__Data for processing__

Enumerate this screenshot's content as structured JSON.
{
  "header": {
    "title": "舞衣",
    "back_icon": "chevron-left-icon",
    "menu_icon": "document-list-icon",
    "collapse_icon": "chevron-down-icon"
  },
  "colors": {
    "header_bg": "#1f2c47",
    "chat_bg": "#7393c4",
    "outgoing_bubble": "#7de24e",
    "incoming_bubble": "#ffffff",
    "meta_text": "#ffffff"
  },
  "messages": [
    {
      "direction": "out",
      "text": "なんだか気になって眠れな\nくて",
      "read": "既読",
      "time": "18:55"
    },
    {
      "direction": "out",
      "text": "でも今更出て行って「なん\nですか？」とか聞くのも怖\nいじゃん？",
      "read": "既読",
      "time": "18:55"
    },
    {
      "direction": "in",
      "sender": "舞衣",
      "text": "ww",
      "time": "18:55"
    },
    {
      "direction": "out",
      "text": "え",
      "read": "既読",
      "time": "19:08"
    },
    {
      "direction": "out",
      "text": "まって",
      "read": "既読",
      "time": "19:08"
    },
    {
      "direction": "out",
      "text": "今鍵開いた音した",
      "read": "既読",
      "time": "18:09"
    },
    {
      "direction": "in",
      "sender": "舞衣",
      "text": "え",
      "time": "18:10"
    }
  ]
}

__Given problem__
Return every line of the material exactly.

__Written response__
Enumerate this screenshot's content as structured JSON.
{
  "header": {
    "title": "舞衣",
    "back_icon": "chevron-left-icon",
    "menu_icon": "document-list-icon",
    "collapse_icon": "chevron-down-icon"
  },
  "colors": {
    "header_bg": "#1f2c47",
    "chat_bg": "#7393c4",
    "outgoing_bubble": "#7de24e",
    "incoming_bubble": "#ffffff",
    "meta_text": "#ffffff"
  },
  "messages": [
    {
      "direction": "out",
      "text": "なんだか気になって眠れな\nくて",
      "read": "既読",
      "time": "18:55"
    },
    {
      "direction": "out",
      "text": "でも今更出て行って「なん\nですか？」とか聞くのも怖\nいじゃん？",
      "read": "既読",
      "time": "18:55"
    },
    {
      "direction": "in",
      "sender": "舞衣",
      "text": "ww",
      "time": "18:55"
    },
    {
      "direction": "out",
      "text": "え",
      "read": "既読",
      "time": "19:08"
    },
    {
      "direction": "out",
      "text": "まって",
      "read": "既読",
      "time": "19:08"
    },
    {
      "direction": "out",
      "text": "今鍵開いた音した",
      "read": "既読",
      "time": "18:09"
    },
    {
      "direction": "in",
      "sender": "舞衣",
      "text": "え",
      "time": "18:10"
    }
  ]
}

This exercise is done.